- **WHAT THIS TASK INVOLVES**
Extract every entry word for word. Skip the pictures.
────────────────────────────────────────
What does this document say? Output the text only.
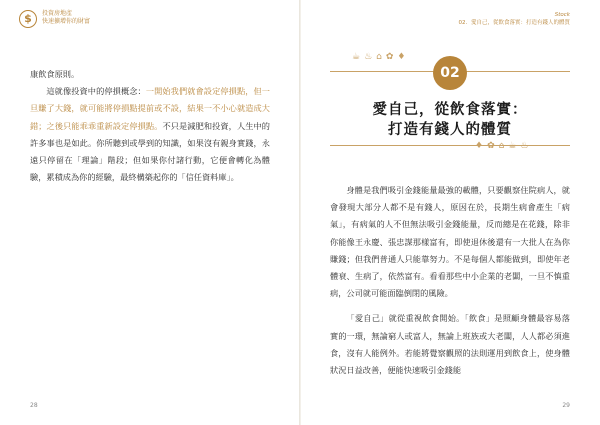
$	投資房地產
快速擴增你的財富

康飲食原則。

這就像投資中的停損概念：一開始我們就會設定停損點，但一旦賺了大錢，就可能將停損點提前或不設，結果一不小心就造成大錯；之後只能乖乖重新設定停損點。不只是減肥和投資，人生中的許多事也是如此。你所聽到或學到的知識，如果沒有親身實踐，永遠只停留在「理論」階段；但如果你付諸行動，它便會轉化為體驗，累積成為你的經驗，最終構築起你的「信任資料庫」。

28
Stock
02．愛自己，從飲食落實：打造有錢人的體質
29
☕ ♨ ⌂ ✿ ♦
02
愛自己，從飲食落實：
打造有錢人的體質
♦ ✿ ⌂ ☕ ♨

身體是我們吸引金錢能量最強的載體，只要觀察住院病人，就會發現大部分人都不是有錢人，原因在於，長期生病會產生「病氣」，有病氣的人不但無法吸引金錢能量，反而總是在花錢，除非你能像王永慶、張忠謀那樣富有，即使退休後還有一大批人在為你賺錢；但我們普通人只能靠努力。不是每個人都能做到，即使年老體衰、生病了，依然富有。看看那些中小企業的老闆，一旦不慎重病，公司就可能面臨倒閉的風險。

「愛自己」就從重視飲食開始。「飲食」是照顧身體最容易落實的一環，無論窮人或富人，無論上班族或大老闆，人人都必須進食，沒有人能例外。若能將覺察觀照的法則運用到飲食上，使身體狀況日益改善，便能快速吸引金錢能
────────────────────────────────────────
- **RESPONSE BELOW**
What does this document say? Output the text only.
$	投資房地產
快速擴增你的財富

康飲食原則。

這就像投資中的停損概念：一開始我們就會設定停損點，但一旦賺了大錢，就可能將停損點提前或不設，結果一不小心就造成大錯；之後只能乖乖重新設定停損點。不只是減肥和投資，人生中的許多事也是如此。你所聽到或學到的知識，如果沒有親身實踐，永遠只停留在「理論」階段；但如果你付諸行動，它便會轉化為體驗，累積成為你的經驗，最終構築起你的「信任資料庫」。

28
Stock
02．愛自己，從飲食落實：打造有錢人的體質
29
☕ ♨ ⌂ ✿ ♦
02
愛自己，從飲食落實：
打造有錢人的體質
♦ ✿ ⌂ ☕ ♨

身體是我們吸引金錢能量最強的載體，只要觀察住院病人，就會發現大部分人都不是有錢人，原因在於，長期生病會產生「病氣」，有病氣的人不但無法吸引金錢能量，反而總是在花錢，除非你能像王永慶、張忠謀那樣富有，即使退休後還有一大批人在為你賺錢；但我們普通人只能靠努力。不是每個人都能做到，即使年老體衰、生病了，依然富有。看看那些中小企業的老闆，一旦不慎重病，公司就可能面臨倒閉的風險。

「愛自己」就從重視飲食開始。「飲食」是照顧身體最容易落實的一環，無論窮人或富人，無論上班族或大老闆，人人都必須進食，沒有人能例外。若能將覺察觀照的法則運用到飲食上，使身體狀況日益改善，便能快速吸引金錢能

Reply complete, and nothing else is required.